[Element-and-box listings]
____________

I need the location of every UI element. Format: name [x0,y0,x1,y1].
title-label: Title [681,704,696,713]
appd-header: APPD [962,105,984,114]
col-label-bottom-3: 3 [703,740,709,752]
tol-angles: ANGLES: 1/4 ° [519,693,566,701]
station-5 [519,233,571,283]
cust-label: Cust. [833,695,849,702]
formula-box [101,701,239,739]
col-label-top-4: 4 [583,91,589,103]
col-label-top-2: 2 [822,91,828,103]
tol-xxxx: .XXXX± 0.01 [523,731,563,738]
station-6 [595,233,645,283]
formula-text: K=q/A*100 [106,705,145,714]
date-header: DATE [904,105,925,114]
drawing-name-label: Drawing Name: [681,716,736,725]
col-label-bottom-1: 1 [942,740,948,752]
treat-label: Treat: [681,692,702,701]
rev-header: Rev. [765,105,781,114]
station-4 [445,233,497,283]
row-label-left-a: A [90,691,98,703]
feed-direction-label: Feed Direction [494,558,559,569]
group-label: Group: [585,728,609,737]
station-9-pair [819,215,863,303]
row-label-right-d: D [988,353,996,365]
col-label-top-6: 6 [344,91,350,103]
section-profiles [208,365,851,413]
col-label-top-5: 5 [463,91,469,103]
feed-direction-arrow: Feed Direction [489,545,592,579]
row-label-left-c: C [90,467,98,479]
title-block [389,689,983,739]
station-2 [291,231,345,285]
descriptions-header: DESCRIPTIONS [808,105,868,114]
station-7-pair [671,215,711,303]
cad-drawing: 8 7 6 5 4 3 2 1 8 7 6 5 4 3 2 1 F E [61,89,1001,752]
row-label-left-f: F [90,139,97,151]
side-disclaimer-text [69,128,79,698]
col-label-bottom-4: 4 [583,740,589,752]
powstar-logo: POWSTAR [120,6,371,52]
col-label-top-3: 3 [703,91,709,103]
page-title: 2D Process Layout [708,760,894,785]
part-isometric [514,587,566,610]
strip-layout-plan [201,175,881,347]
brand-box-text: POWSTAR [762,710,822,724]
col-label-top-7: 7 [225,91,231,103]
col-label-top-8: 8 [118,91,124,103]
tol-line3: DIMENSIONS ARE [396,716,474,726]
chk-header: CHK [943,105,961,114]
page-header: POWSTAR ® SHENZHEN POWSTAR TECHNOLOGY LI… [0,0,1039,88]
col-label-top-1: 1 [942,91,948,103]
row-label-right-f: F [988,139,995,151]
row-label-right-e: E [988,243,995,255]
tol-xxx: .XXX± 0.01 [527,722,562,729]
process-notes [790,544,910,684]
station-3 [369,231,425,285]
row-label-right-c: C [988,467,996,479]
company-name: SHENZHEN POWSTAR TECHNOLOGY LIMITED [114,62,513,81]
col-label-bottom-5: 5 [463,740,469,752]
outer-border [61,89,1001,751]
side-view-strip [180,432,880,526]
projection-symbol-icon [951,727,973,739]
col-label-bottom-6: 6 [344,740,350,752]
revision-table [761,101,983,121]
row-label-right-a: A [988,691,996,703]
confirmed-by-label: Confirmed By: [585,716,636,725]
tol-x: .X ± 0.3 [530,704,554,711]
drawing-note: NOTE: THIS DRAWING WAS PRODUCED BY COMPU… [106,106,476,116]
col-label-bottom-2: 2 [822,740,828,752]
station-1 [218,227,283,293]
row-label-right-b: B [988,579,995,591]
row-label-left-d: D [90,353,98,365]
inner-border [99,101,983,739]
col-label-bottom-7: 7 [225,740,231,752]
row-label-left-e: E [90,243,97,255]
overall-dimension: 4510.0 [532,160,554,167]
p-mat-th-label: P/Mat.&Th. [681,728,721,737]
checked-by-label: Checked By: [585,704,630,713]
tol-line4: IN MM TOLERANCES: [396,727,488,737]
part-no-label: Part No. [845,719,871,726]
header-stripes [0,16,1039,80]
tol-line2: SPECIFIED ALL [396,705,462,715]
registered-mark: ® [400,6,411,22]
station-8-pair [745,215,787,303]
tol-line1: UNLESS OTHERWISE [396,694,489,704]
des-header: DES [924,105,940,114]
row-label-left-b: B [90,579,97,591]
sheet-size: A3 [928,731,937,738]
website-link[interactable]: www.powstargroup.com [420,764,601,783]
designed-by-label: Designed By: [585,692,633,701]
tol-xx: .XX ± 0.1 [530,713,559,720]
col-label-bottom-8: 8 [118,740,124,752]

____________

Copy out every line of the records above word for word, changing nothing.

▸ Solution to the exercise
I need the location of every UI element. Format: name [x0,y0,x1,y1].
title-label: Title [681,704,696,713]
appd-header: APPD [962,105,984,114]
col-label-bottom-3: 3 [703,740,709,752]
tol-angles: ANGLES: 1/4 ° [519,693,566,701]
station-5 [519,233,571,283]
cust-label: Cust. [833,695,849,702]
formula-box [101,701,239,739]
col-label-top-4: 4 [583,91,589,103]
col-label-top-2: 2 [822,91,828,103]
tol-xxxx: .XXXX± 0.01 [523,731,563,738]
station-6 [595,233,645,283]
formula-text: K=q/A*100 [106,705,145,714]
date-header: DATE [904,105,925,114]
drawing-name-label: Drawing Name: [681,716,736,725]
col-label-bottom-1: 1 [942,740,948,752]
treat-label: Treat: [681,692,702,701]
rev-header: Rev. [765,105,781,114]
station-4 [445,233,497,283]
row-label-left-a: A [90,691,98,703]
feed-direction-label: Feed Direction [494,558,559,569]
group-label: Group: [585,728,609,737]
station-9-pair [819,215,863,303]
row-label-right-d: D [988,353,996,365]
col-label-top-6: 6 [344,91,350,103]
section-profiles [208,365,851,413]
col-label-top-5: 5 [463,91,469,103]
feed-direction-arrow: Feed Direction [489,545,592,579]
row-label-left-c: C [90,467,98,479]
title-block [389,689,983,739]
station-2 [291,231,345,285]
descriptions-header: DESCRIPTIONS [808,105,868,114]
station-7-pair [671,215,711,303]
cad-drawing: 8 7 6 5 4 3 2 1 8 7 6 5 4 3 2 1 F E [61,89,1001,752]
row-label-left-f: F [90,139,97,151]
side-disclaimer-text [69,128,79,698]
col-label-bottom-4: 4 [583,740,589,752]
powstar-logo: POWSTAR [120,6,371,52]
col-label-top-3: 3 [703,91,709,103]
page-title: 2D Process Layout [708,760,894,785]
part-isometric [514,587,566,610]
strip-layout-plan [201,175,881,347]
brand-box-text: POWSTAR [762,710,822,724]
col-label-top-7: 7 [225,91,231,103]
col-label-top-8: 8 [118,91,124,103]
tol-line3: DIMENSIONS ARE [396,716,474,726]
chk-header: CHK [943,105,961,114]
page-header: POWSTAR ® SHENZHEN POWSTAR TECHNOLOGY LI… [0,0,1039,88]
col-label-top-1: 1 [942,91,948,103]
row-label-right-f: F [988,139,995,151]
row-label-right-e: E [988,243,995,255]
tol-xxx: .XXX± 0.01 [527,722,562,729]
process-notes [790,544,910,684]
station-3 [369,231,425,285]
row-label-right-c: C [988,467,996,479]
company-name: SHENZHEN POWSTAR TECHNOLOGY LIMITED [114,62,513,81]
col-label-bottom-5: 5 [463,740,469,752]
outer-border [61,89,1001,751]
side-view-strip [180,432,880,526]
projection-symbol-icon [951,727,973,739]
col-label-bottom-6: 6 [344,740,350,752]
revision-table [761,101,983,121]
row-label-right-a: A [988,691,996,703]
confirmed-by-label: Confirmed By: [585,716,636,725]
tol-x: .X ± 0.3 [530,704,554,711]
drawing-note: NOTE: THIS DRAWING WAS PRODUCED BY COMPU… [106,106,476,116]
col-label-bottom-2: 2 [822,740,828,752]
station-1 [218,227,283,293]
row-label-right-b: B [988,579,995,591]
row-label-left-d: D [90,353,98,365]
inner-border [99,101,983,739]
col-label-bottom-7: 7 [225,740,231,752]
row-label-left-e: E [90,243,97,255]
overall-dimension: 4510.0 [532,160,554,167]
p-mat-th-label: P/Mat.&Th. [681,728,721,737]
checked-by-label: Checked By: [585,704,630,713]
tol-line4: IN MM TOLERANCES: [396,727,488,737]
part-no-label: Part No. [845,719,871,726]
header-stripes [0,16,1039,80]
tol-line2: SPECIFIED ALL [396,705,462,715]
registered-mark: ® [400,6,411,22]
station-8-pair [745,215,787,303]
tol-line1: UNLESS OTHERWISE [396,694,489,704]
des-header: DES [924,105,940,114]
row-label-left-b: B [90,579,97,591]
sheet-size: A3 [928,731,937,738]
website-link[interactable]: www.powstargroup.com [420,764,601,783]
designed-by-label: Designed By: [585,692,633,701]
tol-xx: .XX ± 0.1 [530,713,559,720]
col-label-bottom-8: 8 [118,740,124,752]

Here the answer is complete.